__Problem statement__: Using the records below, please work out how many lines contain "bands"; answer with the number alone.

__Record extracts__:
## START
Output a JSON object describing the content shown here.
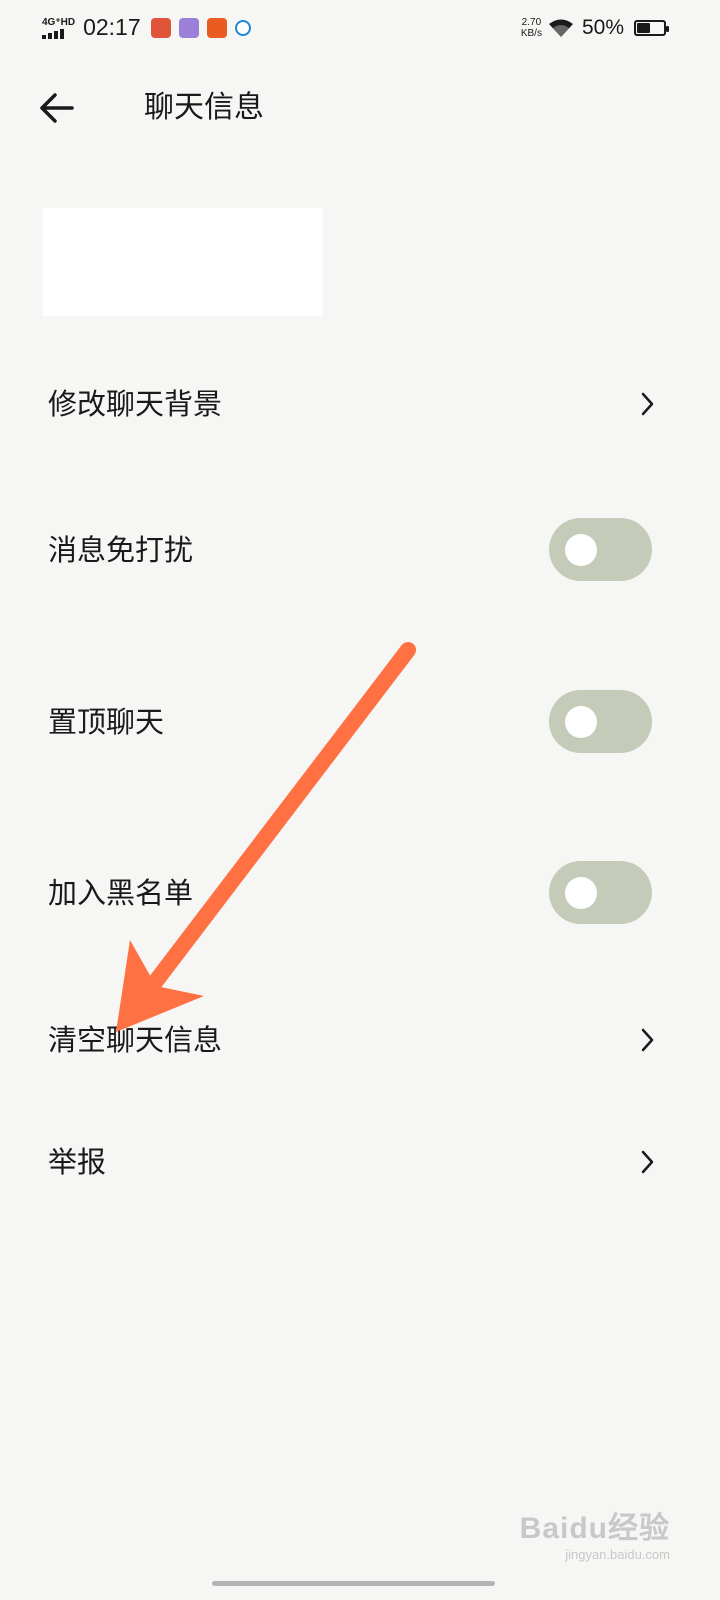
{
  "status_bar": {
    "network_label": "4G⁺HD",
    "time": "02:17",
    "speed_value": "2.70",
    "speed_unit": "KB/s",
    "battery_percent": "50%",
    "battery_level": 0.5,
    "app_icons": [
      "game-app-icon",
      "puzzle-app-icon",
      "video-app-icon",
      "browser-app-icon"
    ]
  },
  "header": {
    "back_icon": "arrow-left-icon",
    "title": "聊天信息"
  },
  "settings": {
    "rows": [
      {
        "label": "修改聊天背景",
        "type": "link"
      },
      {
        "label": "消息免打扰",
        "type": "toggle",
        "on": false
      },
      {
        "label": "置顶聊天",
        "type": "toggle",
        "on": false
      },
      {
        "label": "加入黑名单",
        "type": "toggle",
        "on": false
      },
      {
        "label": "清空聊天信息",
        "type": "link"
      },
      {
        "label": "举报",
        "type": "link"
      }
    ]
  },
  "colors": {
    "background": "#f6f6f4",
    "toggle_off": "#c5cbb9",
    "annotation_arrow": "#ff7043"
  },
  "watermark": {
    "brand": "Baidu经验",
    "url": "jingyan.baidu.com"
  }
}
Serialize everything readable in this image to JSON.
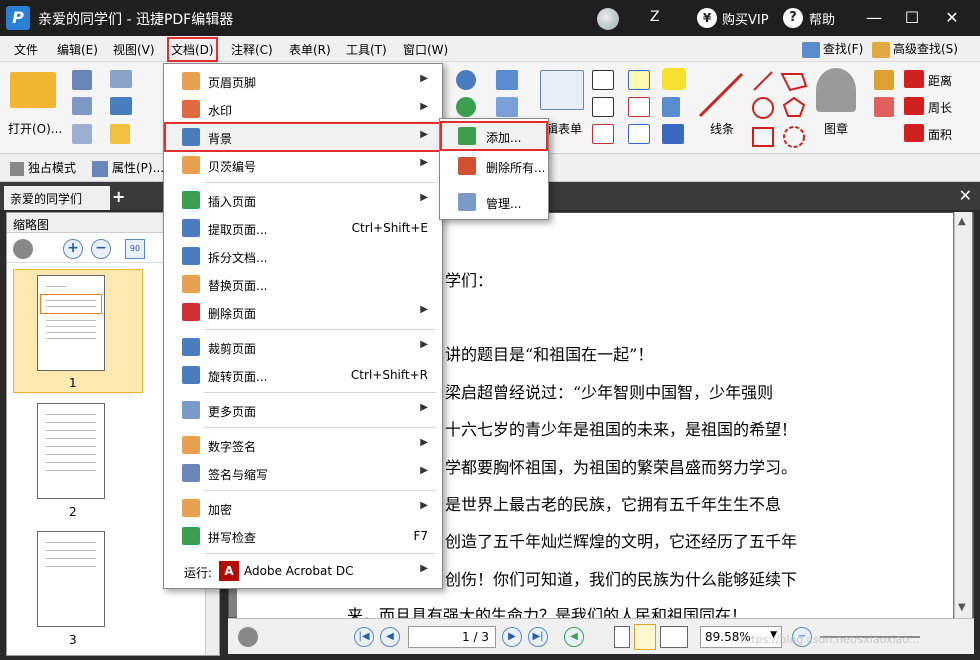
{
  "window": {
    "title": "亲爱的同学们 - 迅捷PDF编辑器",
    "user_initial": "Z",
    "buy_vip": "购买VIP",
    "help": "帮助"
  },
  "menubar": {
    "items": [
      "文件",
      "编辑(E)",
      "视图(V)",
      "文档(D)",
      "注释(C)",
      "表单(R)",
      "工具(T)",
      "窗口(W)"
    ],
    "find": "查找(F)",
    "advanced_find": "高级查找(S)"
  },
  "ribbon": {
    "open": "打开(O)...",
    "form": "辑表单",
    "line": "线条",
    "stamp": "图章",
    "distance": "距离",
    "perimeter": "周长",
    "area": "面积"
  },
  "subbar": {
    "exclusive_mode": "独占模式",
    "properties": "属性(P)..."
  },
  "tabs": {
    "doc_tab": "亲爱的同学们"
  },
  "thumbs": {
    "header": "缩略图",
    "pages": [
      "1",
      "2",
      "3"
    ]
  },
  "document": {
    "lines": [
      "学们：",
      "讲的题目是“和祖国在一起”！",
      "梁启超曾经说过：“少年智则中国智，少年强则",
      "十六七岁的青少年是祖国的未来，是祖国的希望！",
      "学都要胸怀祖国，为祖国的繁荣昌盛而努力学习。",
      "是世界上最古老的民族，它拥有五千年生生不息",
      "创造了五千年灿烂辉煌的文明，它还经历了五千年",
      "创伤！你们可知道，我们的民族为什么能够延续下",
      "来，而且具有强大的生命力？是我们的人民和祖国同在！"
    ]
  },
  "statusbar": {
    "page_current": "1",
    "page_total": "/ 3",
    "zoom": "89.58%"
  },
  "watermark": "https://blog.csdn.net/sxlaoxiao...",
  "document_menu": {
    "items": [
      {
        "label": "页眉页脚",
        "shortcut": "",
        "submenu": true
      },
      {
        "label": "水印",
        "shortcut": "",
        "submenu": true
      },
      {
        "label": "背景",
        "shortcut": "",
        "submenu": true
      },
      {
        "label": "贝茨编号",
        "shortcut": "",
        "submenu": true
      },
      {
        "label": "插入页面",
        "shortcut": "",
        "submenu": true
      },
      {
        "label": "提取页面...",
        "shortcut": "Ctrl+Shift+E",
        "submenu": false
      },
      {
        "label": "拆分文档...",
        "shortcut": "",
        "submenu": false
      },
      {
        "label": "替换页面...",
        "shortcut": "",
        "submenu": false
      },
      {
        "label": "删除页面",
        "shortcut": "",
        "submenu": true
      },
      {
        "label": "裁剪页面",
        "shortcut": "",
        "submenu": true
      },
      {
        "label": "旋转页面...",
        "shortcut": "Ctrl+Shift+R",
        "submenu": false
      },
      {
        "label": "更多页面",
        "shortcut": "",
        "submenu": true
      },
      {
        "label": "数字签名",
        "shortcut": "",
        "submenu": true
      },
      {
        "label": "签名与缩写",
        "shortcut": "",
        "submenu": true
      },
      {
        "label": "加密",
        "shortcut": "",
        "submenu": true
      },
      {
        "label": "拼写检查",
        "shortcut": "F7",
        "submenu": false
      }
    ],
    "run_label": "运行:",
    "run_app": "Adobe Acrobat DC"
  },
  "background_submenu": {
    "items": [
      "添加...",
      "删除所有...",
      "管理..."
    ]
  },
  "colors": {
    "highlight": "#e03030",
    "titlebar": "#1f1f1f"
  }
}
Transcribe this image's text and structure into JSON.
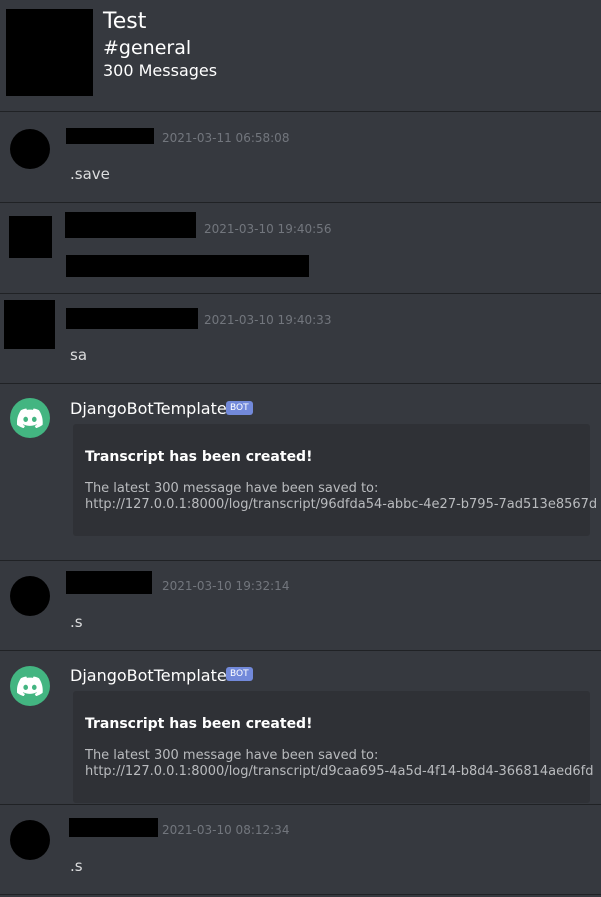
{
  "header": {
    "guild_name": "Test",
    "channel": "#general",
    "message_count": "300 Messages"
  },
  "messages": [
    {
      "timestamp": "2021-03-11 06:58:08",
      "content": ".save"
    },
    {
      "timestamp": "2021-03-10 19:40:56",
      "content": ""
    },
    {
      "timestamp": "2021-03-10 19:40:33",
      "content": "sa"
    },
    {
      "author": "DjangoBotTemplate",
      "tag": "BOT",
      "embed": {
        "title": "Transcript has been created!",
        "line1": "The latest 300 message have been saved to:",
        "line2": "http://127.0.0.1:8000/log/transcript/96dfda54-abbc-4e27-b795-7ad513e8567d"
      }
    },
    {
      "timestamp": "2021-03-10 19:32:14",
      "content": ".s"
    },
    {
      "author": "DjangoBotTemplate",
      "tag": "BOT",
      "embed": {
        "title": "Transcript has been created!",
        "line1": "The latest 300 message have been saved to:",
        "line2": "http://127.0.0.1:8000/log/transcript/d9caa695-4a5d-4f14-b8d4-366814aed6fd"
      }
    },
    {
      "timestamp": "2021-03-10 08:12:34",
      "content": ".s"
    }
  ],
  "colors": {
    "background": "#36393f",
    "embed_background": "#2f3136",
    "bot_avatar": "#43b581",
    "bot_tag": "#7289da",
    "timestamp": "#72767d"
  },
  "icons": {
    "bot_avatar": "discord-logo-icon"
  }
}
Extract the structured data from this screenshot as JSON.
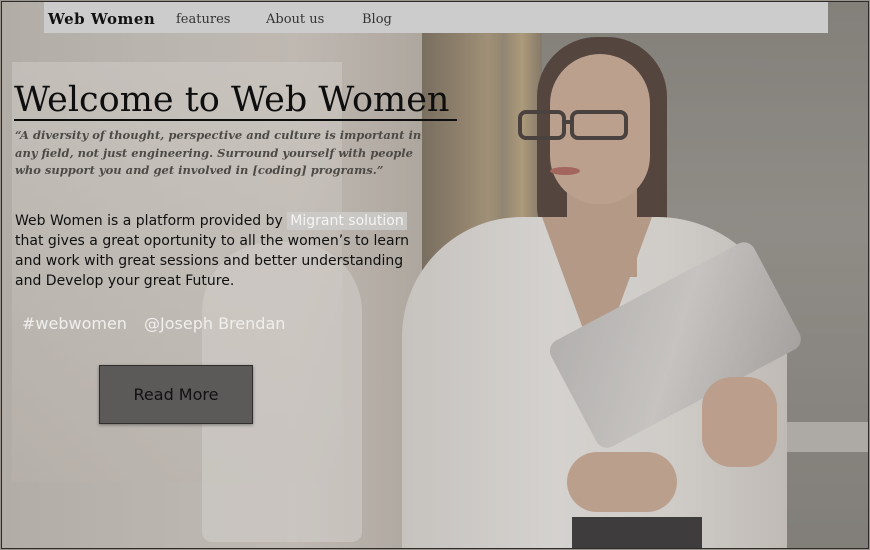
{
  "nav": {
    "brand": "Web Women",
    "links": [
      {
        "label": "features"
      },
      {
        "label": "About us"
      },
      {
        "label": "Blog"
      }
    ]
  },
  "hero": {
    "title": "Welcome to Web Women",
    "quote": "“A diversity of thought, perspective and culture is important in any field, not just engineering. Surround yourself with people who support you and get involved in [coding] programs.”",
    "description_before": "Web Women is a platform provided by ",
    "description_highlight": "Migrant solution",
    "description_after": " that gives a great oportunity to all the women’s to learn and work with great sessions and better understanding and Develop your great Future.",
    "tags": [
      "#webwomen",
      "@Joseph Brendan"
    ],
    "cta_label": "Read More"
  },
  "colors": {
    "navbar_bg": "#cdcccc",
    "button_bg": "#5c5a59",
    "highlight_bg": "#cdcbc9"
  }
}
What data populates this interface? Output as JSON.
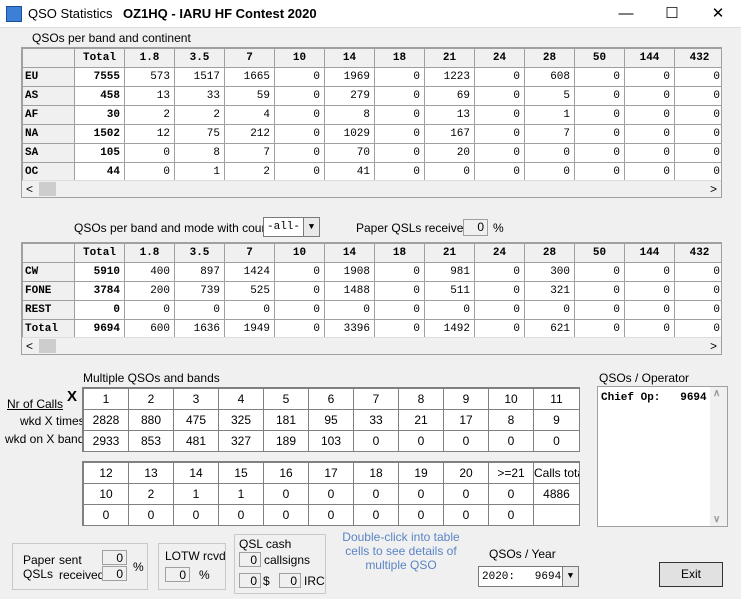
{
  "window": {
    "title_left": "QSO Statistics",
    "title_main": "OZ1HQ  -  IARU HF Contest 2020"
  },
  "section1": {
    "title": "QSOs per band and continent",
    "headers": [
      "Total",
      "1.8",
      "3.5",
      "7",
      "10",
      "14",
      "18",
      "21",
      "24",
      "28",
      "50",
      "144",
      "432"
    ],
    "rows": [
      {
        "label": "EU",
        "values": [
          "7555",
          "573",
          "1517",
          "1665",
          "0",
          "1969",
          "0",
          "1223",
          "0",
          "608",
          "0",
          "0",
          "0"
        ]
      },
      {
        "label": "AS",
        "values": [
          "458",
          "13",
          "33",
          "59",
          "0",
          "279",
          "0",
          "69",
          "0",
          "5",
          "0",
          "0",
          "0"
        ]
      },
      {
        "label": "AF",
        "values": [
          "30",
          "2",
          "2",
          "4",
          "0",
          "8",
          "0",
          "13",
          "0",
          "1",
          "0",
          "0",
          "0"
        ]
      },
      {
        "label": "NA",
        "values": [
          "1502",
          "12",
          "75",
          "212",
          "0",
          "1029",
          "0",
          "167",
          "0",
          "7",
          "0",
          "0",
          "0"
        ]
      },
      {
        "label": "SA",
        "values": [
          "105",
          "0",
          "8",
          "7",
          "0",
          "70",
          "0",
          "20",
          "0",
          "0",
          "0",
          "0",
          "0"
        ]
      },
      {
        "label": "OC",
        "values": [
          "44",
          "0",
          "1",
          "2",
          "0",
          "41",
          "0",
          "0",
          "0",
          "0",
          "0",
          "0",
          "0"
        ]
      }
    ]
  },
  "section2": {
    "title": "QSOs per band and mode with country",
    "country_value": "-all-",
    "paper_label": "Paper QSLs received",
    "paper_pct": "0",
    "pct": "%",
    "headers": [
      "Total",
      "1.8",
      "3.5",
      "7",
      "10",
      "14",
      "18",
      "21",
      "24",
      "28",
      "50",
      "144",
      "432"
    ],
    "rows": [
      {
        "label": "CW",
        "values": [
          "5910",
          "400",
          "897",
          "1424",
          "0",
          "1908",
          "0",
          "981",
          "0",
          "300",
          "0",
          "0",
          "0"
        ]
      },
      {
        "label": "FONE",
        "values": [
          "3784",
          "200",
          "739",
          "525",
          "0",
          "1488",
          "0",
          "511",
          "0",
          "321",
          "0",
          "0",
          "0"
        ]
      },
      {
        "label": "REST",
        "values": [
          "0",
          "0",
          "0",
          "0",
          "0",
          "0",
          "0",
          "0",
          "0",
          "0",
          "0",
          "0",
          "0"
        ]
      },
      {
        "label": "Total",
        "values": [
          "9694",
          "600",
          "1636",
          "1949",
          "0",
          "3396",
          "0",
          "1492",
          "0",
          "621",
          "0",
          "0",
          "0"
        ]
      }
    ]
  },
  "multiple": {
    "title": "Multiple QSOs and bands",
    "nr_calls": "Nr of Calls",
    "x_label": "X",
    "row1_label": "wkd X times",
    "row2_label": "wkd on X bands",
    "headers1": [
      "1",
      "2",
      "3",
      "4",
      "5",
      "6",
      "7",
      "8",
      "9",
      "10",
      "11"
    ],
    "row1a": [
      "2828",
      "880",
      "475",
      "325",
      "181",
      "95",
      "33",
      "21",
      "17",
      "8",
      "9"
    ],
    "row2a": [
      "2933",
      "853",
      "481",
      "327",
      "189",
      "103",
      "0",
      "0",
      "0",
      "0",
      "0"
    ],
    "headers2": [
      "12",
      "13",
      "14",
      "15",
      "16",
      "17",
      "18",
      "19",
      "20",
      ">=21",
      "Calls total"
    ],
    "row1b": [
      "10",
      "2",
      "1",
      "1",
      "0",
      "0",
      "0",
      "0",
      "0",
      "0",
      "4886"
    ],
    "row2b": [
      "0",
      "0",
      "0",
      "0",
      "0",
      "0",
      "0",
      "0",
      "0",
      "0",
      ""
    ]
  },
  "operator": {
    "title": "QSOs / Operator",
    "text": "Chief Op:   9694"
  },
  "paper_qsls": {
    "label1": "Paper",
    "label2": "QSLs",
    "sent_label": "sent",
    "received_label": "received",
    "sent": "0",
    "received": "0",
    "pct": "%"
  },
  "lotw": {
    "label": "LOTW rcvd",
    "value": "0",
    "pct": "%"
  },
  "qsl_cash": {
    "label": "QSL cash",
    "callsigns_value": "0",
    "callsigns_label": "callsigns",
    "dollar_value": "0",
    "dollar_label": "$",
    "irc_value": "0",
    "irc_label": "IRC"
  },
  "hint": {
    "line1": "Double-click into table",
    "line2": "cells to see details of",
    "line3": "multiple QSO"
  },
  "year": {
    "label": "QSOs / Year",
    "value": "2020:   9694"
  },
  "exit_label": "Exit",
  "colors": {
    "hint": "#5b84c4",
    "accent": "#3c7fd6"
  }
}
## END
__Problem solution__: 2